WRITTEN INSTRUCTION | Count the lines below that include the word "text" and write that number alone.

MATERIAL SUPPLIED |
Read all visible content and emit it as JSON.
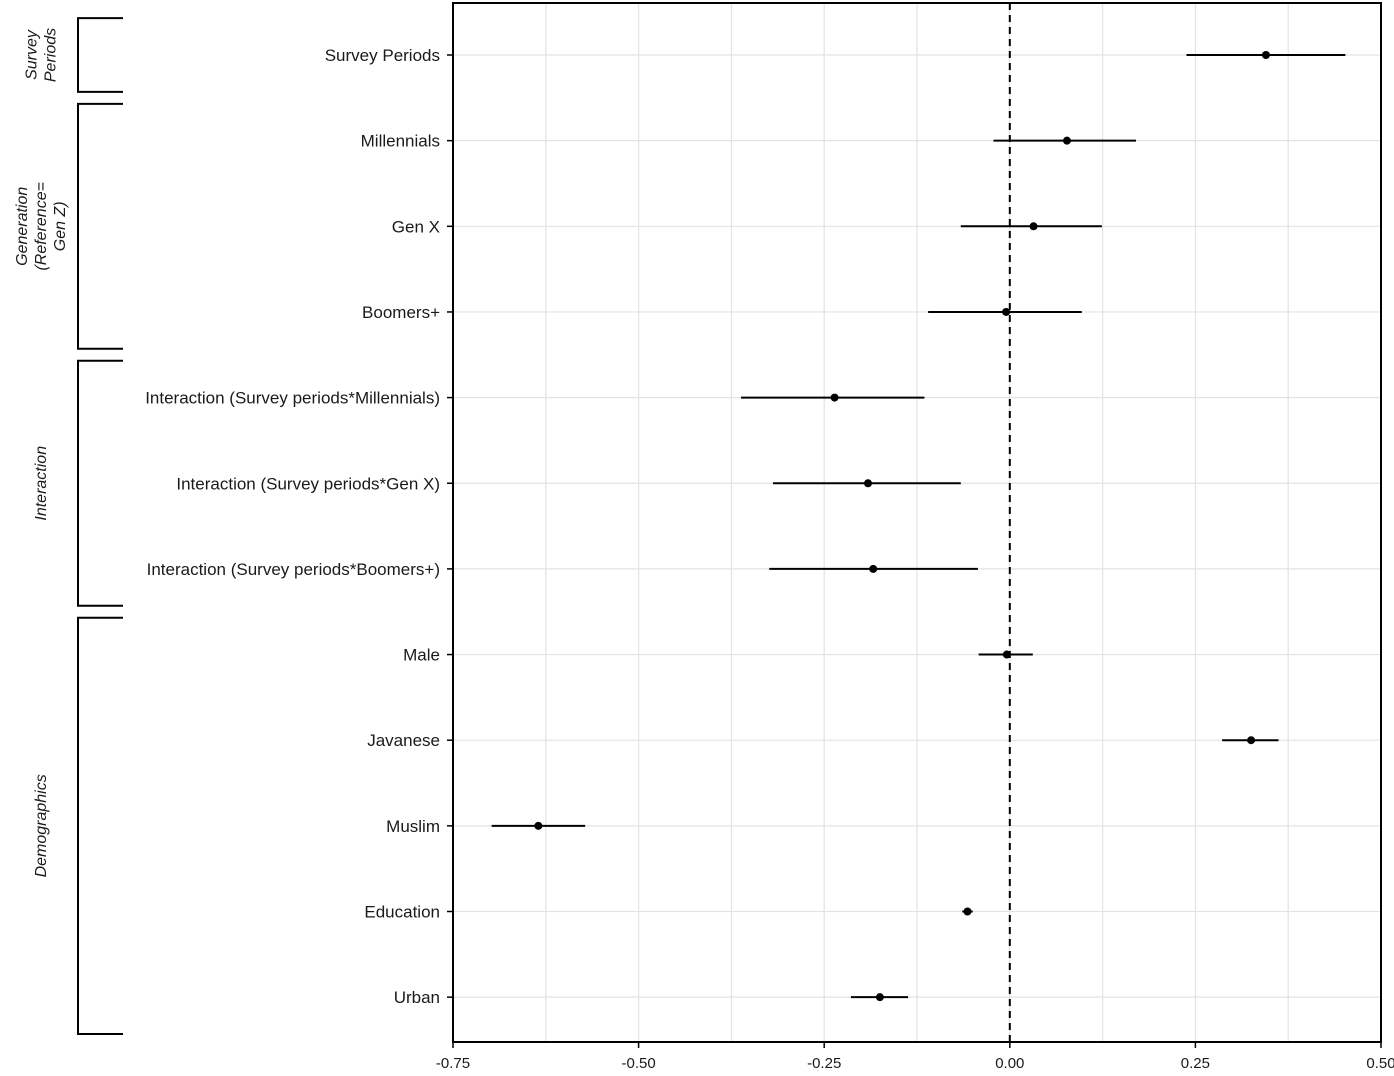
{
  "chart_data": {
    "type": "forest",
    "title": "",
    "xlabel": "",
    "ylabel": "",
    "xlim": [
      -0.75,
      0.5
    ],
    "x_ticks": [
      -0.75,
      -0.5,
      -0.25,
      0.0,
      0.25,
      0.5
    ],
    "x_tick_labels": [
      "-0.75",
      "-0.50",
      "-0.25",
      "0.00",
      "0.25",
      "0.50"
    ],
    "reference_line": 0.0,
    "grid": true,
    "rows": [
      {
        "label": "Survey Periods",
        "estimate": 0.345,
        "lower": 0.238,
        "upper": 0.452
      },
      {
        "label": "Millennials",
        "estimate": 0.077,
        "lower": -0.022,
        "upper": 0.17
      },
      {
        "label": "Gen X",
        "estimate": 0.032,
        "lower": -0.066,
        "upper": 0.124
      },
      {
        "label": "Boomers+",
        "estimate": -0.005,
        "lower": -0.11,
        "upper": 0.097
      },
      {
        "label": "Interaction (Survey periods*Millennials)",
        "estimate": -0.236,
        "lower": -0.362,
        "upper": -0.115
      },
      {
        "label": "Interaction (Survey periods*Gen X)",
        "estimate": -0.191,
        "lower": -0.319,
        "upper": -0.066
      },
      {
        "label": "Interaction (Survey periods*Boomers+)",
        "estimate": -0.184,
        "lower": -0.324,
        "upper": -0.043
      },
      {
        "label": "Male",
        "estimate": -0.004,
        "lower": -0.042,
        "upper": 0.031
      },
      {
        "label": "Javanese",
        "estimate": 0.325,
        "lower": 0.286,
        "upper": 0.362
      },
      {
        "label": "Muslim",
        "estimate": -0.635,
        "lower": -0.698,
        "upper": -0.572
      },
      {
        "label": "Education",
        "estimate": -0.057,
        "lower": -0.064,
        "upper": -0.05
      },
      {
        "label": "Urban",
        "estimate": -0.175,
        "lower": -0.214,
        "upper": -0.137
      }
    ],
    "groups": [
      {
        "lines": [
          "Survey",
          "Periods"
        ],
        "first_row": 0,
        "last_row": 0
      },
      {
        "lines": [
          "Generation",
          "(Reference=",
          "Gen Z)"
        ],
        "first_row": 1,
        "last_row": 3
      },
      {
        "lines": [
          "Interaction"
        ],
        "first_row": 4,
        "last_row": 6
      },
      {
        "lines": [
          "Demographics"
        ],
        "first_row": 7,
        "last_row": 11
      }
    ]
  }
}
---
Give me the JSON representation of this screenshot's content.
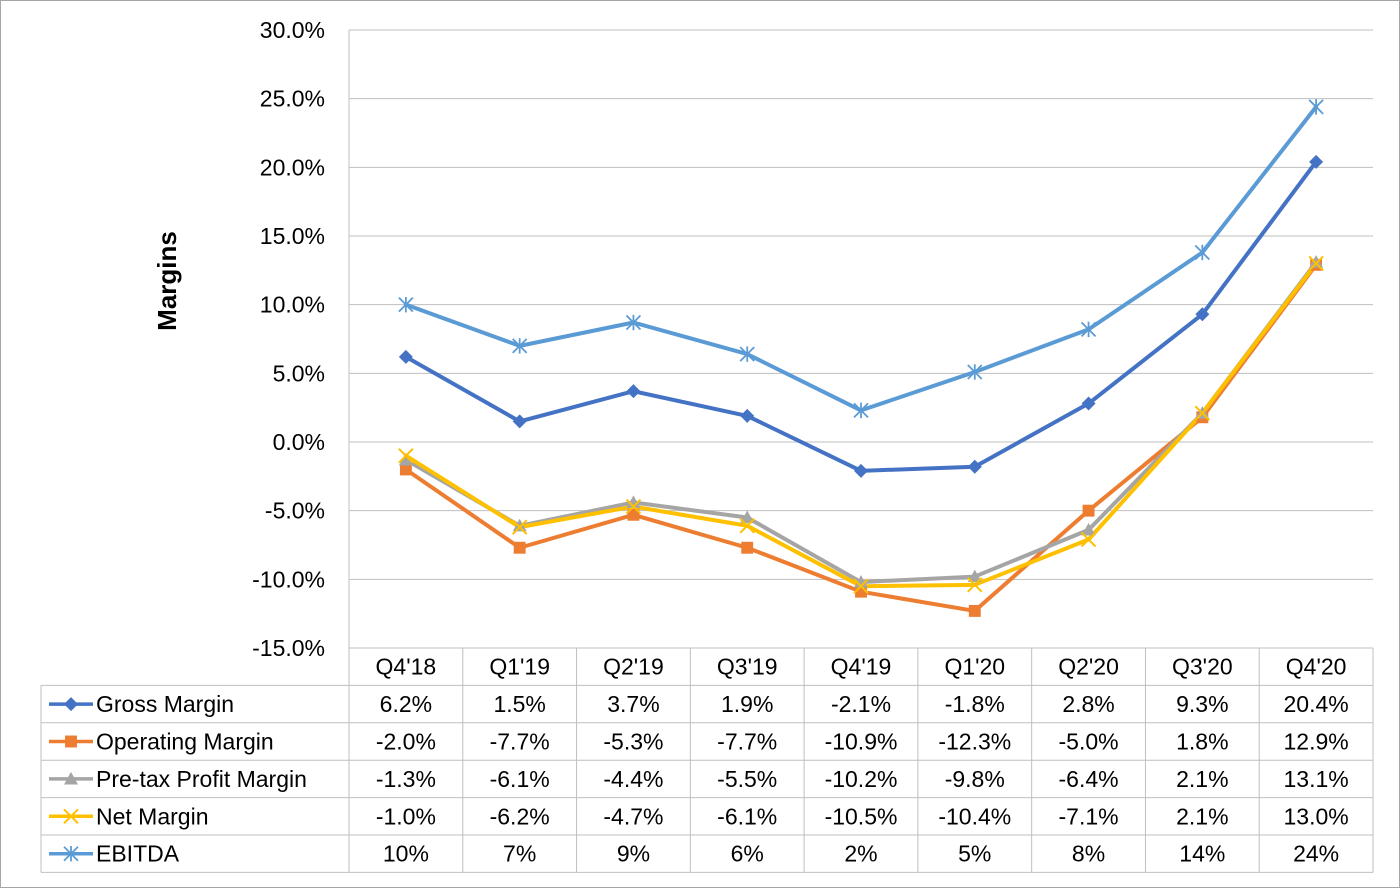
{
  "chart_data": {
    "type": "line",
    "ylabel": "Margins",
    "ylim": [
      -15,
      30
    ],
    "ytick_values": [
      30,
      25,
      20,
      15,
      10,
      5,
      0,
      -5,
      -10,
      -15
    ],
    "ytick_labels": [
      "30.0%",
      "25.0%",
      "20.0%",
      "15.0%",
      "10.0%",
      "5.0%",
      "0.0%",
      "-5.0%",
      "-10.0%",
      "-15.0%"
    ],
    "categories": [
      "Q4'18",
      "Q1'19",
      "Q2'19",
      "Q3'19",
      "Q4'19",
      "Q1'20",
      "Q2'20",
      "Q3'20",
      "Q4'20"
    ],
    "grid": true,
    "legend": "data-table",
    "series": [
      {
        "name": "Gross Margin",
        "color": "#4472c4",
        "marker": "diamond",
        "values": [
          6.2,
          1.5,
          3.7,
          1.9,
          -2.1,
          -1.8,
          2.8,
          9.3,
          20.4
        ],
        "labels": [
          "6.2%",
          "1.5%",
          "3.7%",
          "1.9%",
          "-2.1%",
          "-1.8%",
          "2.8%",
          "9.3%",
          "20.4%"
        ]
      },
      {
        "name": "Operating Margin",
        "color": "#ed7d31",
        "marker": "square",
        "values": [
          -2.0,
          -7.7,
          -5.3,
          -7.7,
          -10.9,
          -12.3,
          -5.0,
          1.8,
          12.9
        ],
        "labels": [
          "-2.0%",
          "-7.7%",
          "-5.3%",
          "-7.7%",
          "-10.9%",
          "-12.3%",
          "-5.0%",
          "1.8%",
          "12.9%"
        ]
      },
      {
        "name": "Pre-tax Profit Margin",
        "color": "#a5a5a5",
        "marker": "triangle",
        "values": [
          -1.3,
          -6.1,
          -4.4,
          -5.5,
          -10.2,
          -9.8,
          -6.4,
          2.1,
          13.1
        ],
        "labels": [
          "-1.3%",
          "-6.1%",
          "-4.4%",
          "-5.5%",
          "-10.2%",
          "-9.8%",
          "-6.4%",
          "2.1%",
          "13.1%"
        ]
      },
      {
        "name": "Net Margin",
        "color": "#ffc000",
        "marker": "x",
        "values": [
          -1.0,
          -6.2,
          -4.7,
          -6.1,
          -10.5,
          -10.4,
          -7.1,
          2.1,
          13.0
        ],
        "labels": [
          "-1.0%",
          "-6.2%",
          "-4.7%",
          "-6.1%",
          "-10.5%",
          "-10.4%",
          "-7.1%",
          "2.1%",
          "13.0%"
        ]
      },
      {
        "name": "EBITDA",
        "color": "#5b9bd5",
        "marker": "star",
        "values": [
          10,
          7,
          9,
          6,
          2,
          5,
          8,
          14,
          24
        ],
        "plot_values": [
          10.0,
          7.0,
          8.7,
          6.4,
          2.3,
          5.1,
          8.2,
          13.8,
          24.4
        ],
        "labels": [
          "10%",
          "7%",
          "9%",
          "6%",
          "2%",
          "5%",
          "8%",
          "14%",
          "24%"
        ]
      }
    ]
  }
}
--
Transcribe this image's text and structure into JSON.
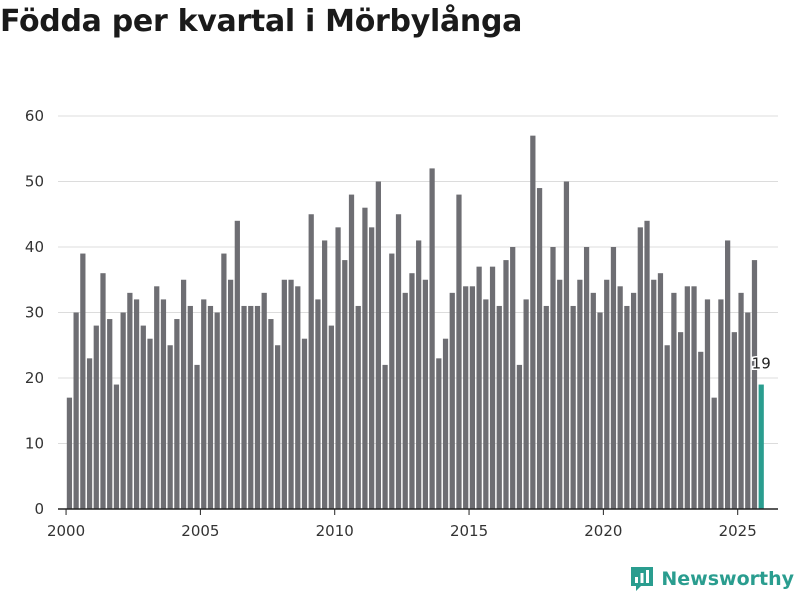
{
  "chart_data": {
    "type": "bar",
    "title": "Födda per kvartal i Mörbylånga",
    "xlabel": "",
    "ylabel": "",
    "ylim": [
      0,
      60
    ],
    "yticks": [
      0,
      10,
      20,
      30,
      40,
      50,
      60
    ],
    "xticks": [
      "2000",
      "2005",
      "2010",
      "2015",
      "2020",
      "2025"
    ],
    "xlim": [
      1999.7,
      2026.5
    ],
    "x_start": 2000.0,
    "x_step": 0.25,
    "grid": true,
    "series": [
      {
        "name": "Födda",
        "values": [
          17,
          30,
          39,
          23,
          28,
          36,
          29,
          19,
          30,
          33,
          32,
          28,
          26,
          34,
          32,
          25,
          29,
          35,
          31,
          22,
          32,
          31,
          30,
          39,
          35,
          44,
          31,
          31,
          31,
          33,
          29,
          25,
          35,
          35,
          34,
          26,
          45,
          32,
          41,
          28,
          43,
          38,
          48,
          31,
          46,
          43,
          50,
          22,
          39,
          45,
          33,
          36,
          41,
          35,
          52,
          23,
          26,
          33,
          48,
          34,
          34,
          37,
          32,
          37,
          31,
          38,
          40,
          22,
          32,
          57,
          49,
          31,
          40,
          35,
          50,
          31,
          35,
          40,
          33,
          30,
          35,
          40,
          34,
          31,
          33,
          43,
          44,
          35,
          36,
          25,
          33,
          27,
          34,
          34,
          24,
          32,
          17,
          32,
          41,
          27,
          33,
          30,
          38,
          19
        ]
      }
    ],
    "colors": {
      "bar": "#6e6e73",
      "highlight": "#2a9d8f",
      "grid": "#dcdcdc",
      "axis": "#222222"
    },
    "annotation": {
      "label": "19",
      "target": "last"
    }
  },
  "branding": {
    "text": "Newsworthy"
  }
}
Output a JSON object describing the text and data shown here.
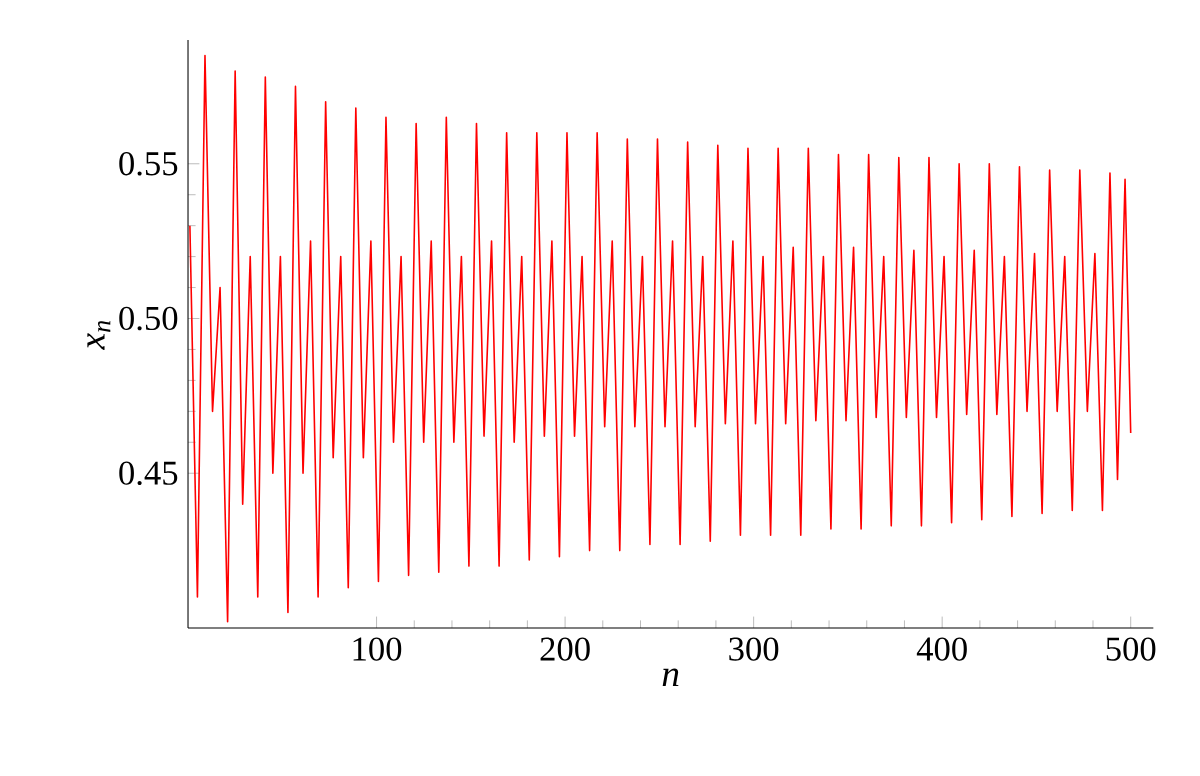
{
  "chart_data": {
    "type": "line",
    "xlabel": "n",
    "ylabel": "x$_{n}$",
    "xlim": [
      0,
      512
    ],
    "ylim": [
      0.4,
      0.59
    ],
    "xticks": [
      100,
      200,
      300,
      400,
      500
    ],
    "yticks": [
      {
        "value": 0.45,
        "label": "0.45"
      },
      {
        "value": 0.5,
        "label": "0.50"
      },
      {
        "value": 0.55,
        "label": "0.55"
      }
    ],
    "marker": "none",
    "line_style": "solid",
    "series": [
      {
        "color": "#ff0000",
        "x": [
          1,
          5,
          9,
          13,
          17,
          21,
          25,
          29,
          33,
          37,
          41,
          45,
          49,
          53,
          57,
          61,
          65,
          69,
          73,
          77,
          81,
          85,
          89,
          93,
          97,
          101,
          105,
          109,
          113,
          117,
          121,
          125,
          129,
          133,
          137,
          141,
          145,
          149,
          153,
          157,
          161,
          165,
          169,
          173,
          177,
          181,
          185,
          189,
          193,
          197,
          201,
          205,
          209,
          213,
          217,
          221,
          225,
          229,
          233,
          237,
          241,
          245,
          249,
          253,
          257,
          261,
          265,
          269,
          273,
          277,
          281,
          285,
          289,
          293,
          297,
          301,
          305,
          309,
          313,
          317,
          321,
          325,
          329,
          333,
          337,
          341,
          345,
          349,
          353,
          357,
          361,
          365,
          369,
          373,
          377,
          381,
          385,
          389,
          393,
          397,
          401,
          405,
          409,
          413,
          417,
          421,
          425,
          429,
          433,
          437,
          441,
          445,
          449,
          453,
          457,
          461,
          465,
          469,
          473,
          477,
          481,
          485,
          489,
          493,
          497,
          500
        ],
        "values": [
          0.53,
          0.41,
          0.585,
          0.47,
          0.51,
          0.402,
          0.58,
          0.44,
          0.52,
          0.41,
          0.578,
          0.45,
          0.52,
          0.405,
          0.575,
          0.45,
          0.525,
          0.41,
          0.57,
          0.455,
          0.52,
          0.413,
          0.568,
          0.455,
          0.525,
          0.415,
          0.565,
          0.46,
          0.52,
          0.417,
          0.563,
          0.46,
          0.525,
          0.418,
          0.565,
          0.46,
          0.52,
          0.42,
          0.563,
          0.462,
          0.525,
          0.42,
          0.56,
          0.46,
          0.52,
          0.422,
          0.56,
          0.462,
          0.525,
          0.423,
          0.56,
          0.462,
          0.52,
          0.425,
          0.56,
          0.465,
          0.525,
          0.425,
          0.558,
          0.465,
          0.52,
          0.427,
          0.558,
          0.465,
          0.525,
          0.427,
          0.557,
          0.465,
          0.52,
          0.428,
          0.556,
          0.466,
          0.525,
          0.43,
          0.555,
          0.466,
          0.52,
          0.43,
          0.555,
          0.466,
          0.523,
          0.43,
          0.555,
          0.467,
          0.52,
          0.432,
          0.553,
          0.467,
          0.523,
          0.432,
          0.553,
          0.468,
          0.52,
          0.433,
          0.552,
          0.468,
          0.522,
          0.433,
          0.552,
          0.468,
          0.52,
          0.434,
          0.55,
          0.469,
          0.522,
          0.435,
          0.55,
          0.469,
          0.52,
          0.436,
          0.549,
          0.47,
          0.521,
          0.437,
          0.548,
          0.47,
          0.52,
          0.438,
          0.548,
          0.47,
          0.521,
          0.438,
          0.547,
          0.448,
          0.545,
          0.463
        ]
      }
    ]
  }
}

EXERCISE OUTPUT | 3